▶ Work to complete
Restate every entry word for word.

▶ Stored data
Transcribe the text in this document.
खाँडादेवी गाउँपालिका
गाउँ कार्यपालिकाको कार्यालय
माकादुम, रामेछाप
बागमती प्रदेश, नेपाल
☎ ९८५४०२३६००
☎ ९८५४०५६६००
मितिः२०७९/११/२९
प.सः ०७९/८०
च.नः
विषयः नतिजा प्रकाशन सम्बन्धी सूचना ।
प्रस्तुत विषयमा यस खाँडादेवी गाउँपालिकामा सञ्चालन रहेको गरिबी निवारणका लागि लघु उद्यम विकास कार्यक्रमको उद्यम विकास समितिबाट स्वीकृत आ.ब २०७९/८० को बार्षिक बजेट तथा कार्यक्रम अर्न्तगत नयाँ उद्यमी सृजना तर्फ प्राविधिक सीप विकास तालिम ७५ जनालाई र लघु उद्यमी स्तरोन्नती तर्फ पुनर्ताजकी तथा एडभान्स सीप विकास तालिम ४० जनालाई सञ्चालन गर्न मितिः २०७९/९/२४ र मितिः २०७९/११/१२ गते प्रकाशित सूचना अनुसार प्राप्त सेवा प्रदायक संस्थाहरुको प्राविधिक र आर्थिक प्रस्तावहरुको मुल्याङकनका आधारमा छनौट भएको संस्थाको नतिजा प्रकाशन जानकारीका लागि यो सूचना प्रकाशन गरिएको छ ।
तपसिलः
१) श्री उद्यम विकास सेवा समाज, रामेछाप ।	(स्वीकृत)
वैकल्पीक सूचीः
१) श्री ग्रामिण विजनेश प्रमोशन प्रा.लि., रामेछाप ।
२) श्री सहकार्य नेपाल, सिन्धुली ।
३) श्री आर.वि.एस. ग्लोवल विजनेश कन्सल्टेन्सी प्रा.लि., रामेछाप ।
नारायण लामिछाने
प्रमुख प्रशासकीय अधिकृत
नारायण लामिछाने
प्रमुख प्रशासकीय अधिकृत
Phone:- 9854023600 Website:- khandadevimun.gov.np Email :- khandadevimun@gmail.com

▶ Exercise output
Transcribe the text in this document.
खाँडादेवी गाउँपालिका
गाउँ कार्यपालिकाको कार्यालय
माकादुम, रामेछाप
बागमती प्रदेश, नेपाल
☎ ९८५४०२३६००
☎ ९८५४०५६६००
मितिः२०७९/११/२९
प.सः ०७९/८०
च.नः
विषयः नतिजा प्रकाशन सम्बन्धी सूचना ।
प्रस्तुत विषयमा यस खाँडादेवी गाउँपालिकामा सञ्चालन रहेको गरिबी निवारणका लागि लघु उद्यम विकास कार्यक्रमको उद्यम विकास समितिबाट स्वीकृत आ.ब २०७९/८० को बार्षिक बजेट तथा कार्यक्रम अर्न्तगत नयाँ उद्यमी सृजना तर्फ प्राविधिक सीप विकास तालिम ७५ जनालाई र लघु उद्यमी स्तरोन्नती तर्फ पुनर्ताजकी तथा एडभान्स सीप विकास तालिम ४० जनालाई सञ्चालन गर्न मितिः २०७९/९/२४ र मितिः २०७९/११/१२ गते प्रकाशित सूचना अनुसार प्राप्त सेवा प्रदायक संस्थाहरुको प्राविधिक र आर्थिक प्रस्तावहरुको मुल्याङकनका आधारमा छनौट भएको संस्थाको नतिजा प्रकाशन जानकारीका लागि यो सूचना प्रकाशन गरिएको छ ।
तपसिलः
१) श्री उद्यम विकास सेवा समाज, रामेछाप ।	(स्वीकृत)
वैकल्पीक सूचीः
१) श्री ग्रामिण विजनेश प्रमोशन प्रा.लि., रामेछाप ।
२) श्री सहकार्य नेपाल, सिन्धुली ।
३) श्री आर.वि.एस. ग्लोवल विजनेश कन्सल्टेन्सी प्रा.लि., रामेछाप ।
नारायण लामिछाने
प्रमुख प्रशासकीय अधिकृत
नारायण लामिछाने
प्रमुख प्रशासकीय अधिकृत
Phone:- 9854023600 Website:- khandadevimun.gov.np Email :- khandadevimun@gmail.com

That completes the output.